- Written exercise -
Repeat each line word for word.

-- START Records supplied --

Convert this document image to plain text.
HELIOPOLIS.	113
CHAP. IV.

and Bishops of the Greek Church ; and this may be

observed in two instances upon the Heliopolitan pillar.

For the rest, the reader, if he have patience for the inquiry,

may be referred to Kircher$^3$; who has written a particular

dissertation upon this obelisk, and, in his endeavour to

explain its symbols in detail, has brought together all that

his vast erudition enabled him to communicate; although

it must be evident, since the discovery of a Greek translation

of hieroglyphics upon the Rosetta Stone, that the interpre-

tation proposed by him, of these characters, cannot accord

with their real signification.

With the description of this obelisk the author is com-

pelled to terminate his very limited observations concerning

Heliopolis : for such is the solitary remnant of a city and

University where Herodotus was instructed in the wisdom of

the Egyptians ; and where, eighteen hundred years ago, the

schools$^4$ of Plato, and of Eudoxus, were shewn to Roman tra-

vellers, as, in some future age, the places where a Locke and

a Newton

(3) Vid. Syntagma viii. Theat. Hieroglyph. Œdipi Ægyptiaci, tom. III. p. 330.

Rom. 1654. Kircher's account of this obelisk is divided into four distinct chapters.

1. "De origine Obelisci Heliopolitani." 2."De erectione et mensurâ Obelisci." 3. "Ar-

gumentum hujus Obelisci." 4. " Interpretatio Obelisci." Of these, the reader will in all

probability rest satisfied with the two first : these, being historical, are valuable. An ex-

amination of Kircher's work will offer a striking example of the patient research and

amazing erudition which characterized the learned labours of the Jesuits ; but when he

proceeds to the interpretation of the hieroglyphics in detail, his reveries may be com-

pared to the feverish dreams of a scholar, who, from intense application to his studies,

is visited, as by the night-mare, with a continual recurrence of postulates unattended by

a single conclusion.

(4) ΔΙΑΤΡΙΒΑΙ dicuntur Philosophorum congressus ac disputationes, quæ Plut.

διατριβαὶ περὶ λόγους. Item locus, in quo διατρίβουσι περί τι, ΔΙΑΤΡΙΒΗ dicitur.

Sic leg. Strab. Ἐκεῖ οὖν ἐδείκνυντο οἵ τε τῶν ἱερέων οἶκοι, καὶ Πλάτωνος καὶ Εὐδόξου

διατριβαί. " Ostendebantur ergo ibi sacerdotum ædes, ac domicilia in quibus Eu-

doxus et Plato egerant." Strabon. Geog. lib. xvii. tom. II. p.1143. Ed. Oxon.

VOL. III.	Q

-- END Records supplied --

- Correct answer -
Convert this document image to plain text.
HELIOPOLIS.	113
CHAP. IV.

and Bishops of the Greek Church ; and this may be

observed in two instances upon the Heliopolitan pillar.

For the rest, the reader, if he have patience for the inquiry,

may be referred to Kircher$^3$; who has written a particular

dissertation upon this obelisk, and, in his endeavour to

explain its symbols in detail, has brought together all that

his vast erudition enabled him to communicate; although

it must be evident, since the discovery of a Greek translation

of hieroglyphics upon the Rosetta Stone, that the interpre-

tation proposed by him, of these characters, cannot accord

with their real signification.

With the description of this obelisk the author is com-

pelled to terminate his very limited observations concerning

Heliopolis : for such is the solitary remnant of a city and

University where Herodotus was instructed in the wisdom of

the Egyptians ; and where, eighteen hundred years ago, the

schools$^4$ of Plato, and of Eudoxus, were shewn to Roman tra-

vellers, as, in some future age, the places where a Locke and

a Newton

(3) Vid. Syntagma viii. Theat. Hieroglyph. Œdipi Ægyptiaci, tom. III. p. 330.

Rom. 1654. Kircher's account of this obelisk is divided into four distinct chapters.

1. "De origine Obelisci Heliopolitani." 2."De erectione et mensurâ Obelisci." 3. "Ar-

gumentum hujus Obelisci." 4. " Interpretatio Obelisci." Of these, the reader will in all

probability rest satisfied with the two first : these, being historical, are valuable. An ex-

amination of Kircher's work will offer a striking example of the patient research and

amazing erudition which characterized the learned labours of the Jesuits ; but when he

proceeds to the interpretation of the hieroglyphics in detail, his reveries may be com-

pared to the feverish dreams of a scholar, who, from intense application to his studies,

is visited, as by the night-mare, with a continual recurrence of postulates unattended by

a single conclusion.

(4) ΔΙΑΤΡΙΒΑΙ dicuntur Philosophorum congressus ac disputationes, quæ Plut.

διατριβαὶ περὶ λόγους. Item locus, in quo διατρίβουσι περί τι, ΔΙΑΤΡΙΒΗ dicitur.

Sic leg. Strab. Ἐκεῖ οὖν ἐδείκνυντο οἵ τε τῶν ἱερέων οἶκοι, καὶ Πλάτωνος καὶ Εὐδόξου

διατριβαί. " Ostendebantur ergo ibi sacerdotum ædes, ac domicilia in quibus Eu-

doxus et Plato egerant." Strabon. Geog. lib. xvii. tom. II. p.1143. Ed. Oxon.

VOL. III.	Q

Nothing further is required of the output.